***** Recorded data *****
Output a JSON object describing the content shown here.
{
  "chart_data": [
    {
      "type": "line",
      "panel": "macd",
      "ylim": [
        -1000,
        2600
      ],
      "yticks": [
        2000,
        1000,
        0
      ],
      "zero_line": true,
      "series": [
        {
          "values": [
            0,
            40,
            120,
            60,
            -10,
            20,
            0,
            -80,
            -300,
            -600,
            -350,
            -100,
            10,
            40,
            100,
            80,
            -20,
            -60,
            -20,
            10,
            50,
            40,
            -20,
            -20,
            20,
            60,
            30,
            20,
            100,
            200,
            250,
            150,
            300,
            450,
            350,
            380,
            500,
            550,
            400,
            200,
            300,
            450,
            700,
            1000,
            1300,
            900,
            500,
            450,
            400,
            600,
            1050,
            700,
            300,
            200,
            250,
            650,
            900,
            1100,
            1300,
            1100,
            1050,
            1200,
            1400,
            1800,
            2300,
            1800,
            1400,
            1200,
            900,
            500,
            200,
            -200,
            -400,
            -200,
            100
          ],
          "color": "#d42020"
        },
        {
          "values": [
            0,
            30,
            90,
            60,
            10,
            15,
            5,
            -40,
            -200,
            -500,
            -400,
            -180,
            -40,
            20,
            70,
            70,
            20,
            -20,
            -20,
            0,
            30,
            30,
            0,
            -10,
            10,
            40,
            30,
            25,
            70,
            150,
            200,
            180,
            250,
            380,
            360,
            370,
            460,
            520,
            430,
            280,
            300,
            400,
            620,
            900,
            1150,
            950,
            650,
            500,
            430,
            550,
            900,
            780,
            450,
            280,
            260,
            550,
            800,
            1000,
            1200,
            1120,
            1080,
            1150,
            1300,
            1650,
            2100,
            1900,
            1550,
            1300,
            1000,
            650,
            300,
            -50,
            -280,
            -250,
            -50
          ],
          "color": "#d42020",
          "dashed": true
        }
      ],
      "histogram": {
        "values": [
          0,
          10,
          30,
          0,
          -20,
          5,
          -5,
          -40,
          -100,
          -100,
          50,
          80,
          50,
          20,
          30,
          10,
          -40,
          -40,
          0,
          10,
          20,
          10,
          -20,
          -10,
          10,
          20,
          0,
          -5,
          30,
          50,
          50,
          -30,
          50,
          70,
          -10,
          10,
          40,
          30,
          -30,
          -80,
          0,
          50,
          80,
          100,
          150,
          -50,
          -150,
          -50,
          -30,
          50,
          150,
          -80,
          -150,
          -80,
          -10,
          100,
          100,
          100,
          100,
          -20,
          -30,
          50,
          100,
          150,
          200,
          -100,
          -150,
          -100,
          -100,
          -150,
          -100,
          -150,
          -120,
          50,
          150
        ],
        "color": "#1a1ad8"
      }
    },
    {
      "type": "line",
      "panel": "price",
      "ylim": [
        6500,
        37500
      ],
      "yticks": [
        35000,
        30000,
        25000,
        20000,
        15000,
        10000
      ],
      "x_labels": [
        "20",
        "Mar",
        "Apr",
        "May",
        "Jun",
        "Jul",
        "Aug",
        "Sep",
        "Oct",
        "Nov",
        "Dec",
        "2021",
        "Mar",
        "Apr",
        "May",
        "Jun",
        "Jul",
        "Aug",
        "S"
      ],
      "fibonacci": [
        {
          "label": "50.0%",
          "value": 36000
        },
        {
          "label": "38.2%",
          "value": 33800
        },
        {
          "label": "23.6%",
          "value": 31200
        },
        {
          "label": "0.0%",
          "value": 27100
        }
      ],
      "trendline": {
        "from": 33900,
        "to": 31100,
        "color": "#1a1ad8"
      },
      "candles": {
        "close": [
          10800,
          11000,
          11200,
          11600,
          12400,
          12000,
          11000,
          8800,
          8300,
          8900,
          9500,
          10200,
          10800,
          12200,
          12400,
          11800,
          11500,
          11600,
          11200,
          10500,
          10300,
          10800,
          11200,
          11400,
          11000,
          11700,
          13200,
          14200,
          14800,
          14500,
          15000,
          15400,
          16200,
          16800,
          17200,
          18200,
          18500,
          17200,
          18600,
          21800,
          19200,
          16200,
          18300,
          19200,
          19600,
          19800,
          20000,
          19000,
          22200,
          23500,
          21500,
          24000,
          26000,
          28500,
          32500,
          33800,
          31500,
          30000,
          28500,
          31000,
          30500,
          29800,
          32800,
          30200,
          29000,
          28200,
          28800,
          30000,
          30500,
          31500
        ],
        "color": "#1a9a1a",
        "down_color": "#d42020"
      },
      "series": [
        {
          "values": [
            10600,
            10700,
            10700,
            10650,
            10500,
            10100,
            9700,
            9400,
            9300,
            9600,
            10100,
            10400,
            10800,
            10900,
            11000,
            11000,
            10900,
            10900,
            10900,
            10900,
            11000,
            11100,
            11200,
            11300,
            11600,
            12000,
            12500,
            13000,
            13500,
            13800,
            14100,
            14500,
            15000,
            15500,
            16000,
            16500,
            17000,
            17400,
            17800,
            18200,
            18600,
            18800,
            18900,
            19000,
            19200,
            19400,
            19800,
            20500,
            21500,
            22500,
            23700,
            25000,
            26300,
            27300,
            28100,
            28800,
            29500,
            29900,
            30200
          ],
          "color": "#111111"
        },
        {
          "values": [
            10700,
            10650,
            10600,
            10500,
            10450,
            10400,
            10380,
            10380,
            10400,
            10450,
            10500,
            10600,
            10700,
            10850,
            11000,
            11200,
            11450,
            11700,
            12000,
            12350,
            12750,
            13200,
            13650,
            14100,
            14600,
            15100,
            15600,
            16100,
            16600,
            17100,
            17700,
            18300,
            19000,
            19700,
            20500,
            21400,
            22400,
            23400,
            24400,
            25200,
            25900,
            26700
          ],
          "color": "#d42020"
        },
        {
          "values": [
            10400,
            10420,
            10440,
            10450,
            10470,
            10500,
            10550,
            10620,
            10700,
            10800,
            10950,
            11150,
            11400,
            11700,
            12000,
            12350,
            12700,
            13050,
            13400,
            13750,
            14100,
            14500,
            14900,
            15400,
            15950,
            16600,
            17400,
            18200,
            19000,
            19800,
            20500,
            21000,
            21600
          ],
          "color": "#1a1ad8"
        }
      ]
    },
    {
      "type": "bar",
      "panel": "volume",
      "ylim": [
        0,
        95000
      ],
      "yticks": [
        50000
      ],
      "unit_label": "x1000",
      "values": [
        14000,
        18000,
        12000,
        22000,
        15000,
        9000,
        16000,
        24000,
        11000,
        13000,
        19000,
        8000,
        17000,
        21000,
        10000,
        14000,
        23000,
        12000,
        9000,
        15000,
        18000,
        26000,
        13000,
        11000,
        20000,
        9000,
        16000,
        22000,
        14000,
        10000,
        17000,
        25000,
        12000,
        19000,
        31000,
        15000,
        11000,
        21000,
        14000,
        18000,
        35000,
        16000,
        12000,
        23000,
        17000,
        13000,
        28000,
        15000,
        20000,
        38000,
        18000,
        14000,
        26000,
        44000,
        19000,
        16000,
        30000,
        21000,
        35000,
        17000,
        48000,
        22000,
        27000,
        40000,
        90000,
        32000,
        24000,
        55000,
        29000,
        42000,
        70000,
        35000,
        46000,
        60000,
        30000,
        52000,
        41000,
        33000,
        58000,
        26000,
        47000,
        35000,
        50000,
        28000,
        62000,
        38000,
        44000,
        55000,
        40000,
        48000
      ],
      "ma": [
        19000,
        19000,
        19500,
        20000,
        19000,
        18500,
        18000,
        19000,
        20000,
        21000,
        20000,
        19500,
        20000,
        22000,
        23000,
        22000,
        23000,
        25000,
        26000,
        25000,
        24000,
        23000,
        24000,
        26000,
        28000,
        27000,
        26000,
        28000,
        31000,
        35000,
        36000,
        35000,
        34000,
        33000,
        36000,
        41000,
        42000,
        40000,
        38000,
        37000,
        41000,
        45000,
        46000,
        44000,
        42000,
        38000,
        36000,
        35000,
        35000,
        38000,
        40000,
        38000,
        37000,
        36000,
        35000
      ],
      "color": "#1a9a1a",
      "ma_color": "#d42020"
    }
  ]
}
*****
Written request ->
Find how many lines in the material hold the word "panel" and state that number alone.

Expected answer ->
3